[GIVEN PROBLEM]: From the entries below, extract every line that includes the word "this".

──────────────────────────────

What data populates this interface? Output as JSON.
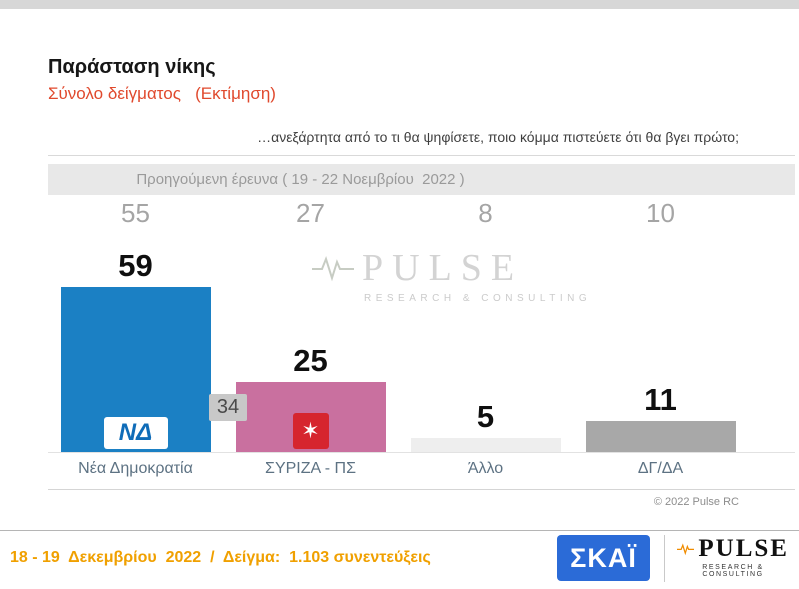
{
  "header": {
    "title": "Παράσταση νίκης",
    "subtitle": "Σύνολο δείγματος   (Εκτίμηση)"
  },
  "question": "…ανεξάρτητα από το τι θα ψηφίσετε, ποιο κόμμα πιστεύετε ότι θα βγει πρώτο;",
  "previous": {
    "label": "Προηγούμενη έρευνα ( 19 - 22 Νοεμβρίου  2022 )"
  },
  "chart_data": {
    "type": "bar",
    "title": "Παράσταση νίκης",
    "subtitle": "Σύνολο δείγματος (Εκτίμηση)",
    "categories": [
      "Νέα Δημοκρατία",
      "ΣΥΡΙΖΑ - ΠΣ",
      "Άλλο",
      "ΔΓ/ΔΑ"
    ],
    "series": [
      {
        "name": "Εκτίμηση ( 18 - 19 Δεκεμβρίου 2022 )",
        "values": [
          59,
          25,
          5,
          11
        ]
      },
      {
        "name": "Προηγούμενη έρευνα ( 19 - 22 Νοεμβρίου 2022 )",
        "values": [
          55,
          27,
          8,
          10
        ]
      }
    ],
    "bar_colors": [
      "#1b80c4",
      "#c9709f",
      "#eeeeee",
      "#a8a8a8"
    ],
    "lead_badge": "34",
    "ylim": [
      0,
      65
    ],
    "grid": false,
    "legend": "none"
  },
  "logos": {
    "nd_text": "ΝΔ",
    "syriza_star": "✶",
    "watermark_text": "PULSE",
    "watermark_sub": "RESEARCH & CONSULTING",
    "skai_text": "ΣΚΑΪ",
    "pulse_text": "PULSE",
    "pulse_sub": "RESEARCH & CONSULTING"
  },
  "copyright": "© 2022 Pulse RC",
  "footer": {
    "text": "18 - 19  Δεκεμβρίου  2022  /  Δείγμα:  1.103 συνεντεύξεις"
  },
  "colors": {
    "accent_red": "#e0492d",
    "footer_orange": "#f0a000",
    "skai_blue": "#2b6bd7"
  }
}
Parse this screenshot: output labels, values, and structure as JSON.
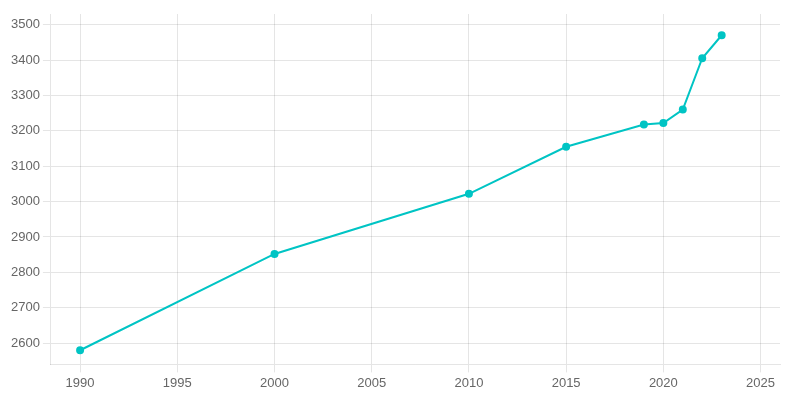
{
  "chart_data": {
    "type": "line",
    "x": [
      1990,
      2000,
      2010,
      2015,
      2019,
      2020,
      2021,
      2022,
      2023
    ],
    "values": [
      2580,
      2852,
      3022,
      3155,
      3218,
      3222,
      3260,
      3405,
      3470
    ],
    "color": "#00c4c4",
    "marker": "circle",
    "xlim": [
      1988.5,
      2026
    ],
    "ylim": [
      2540,
      3530
    ],
    "xticks": [
      1990,
      1995,
      2000,
      2005,
      2010,
      2015,
      2020,
      2025
    ],
    "yticks": [
      2600,
      2700,
      2800,
      2900,
      3000,
      3100,
      3200,
      3300,
      3400,
      3500
    ],
    "grid": true
  }
}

──────────────────────────────

[COMPLETED TASK]:
What data populates this interface? Output as JSON.
Parse this screenshot: output labels, values, and structure as JSON.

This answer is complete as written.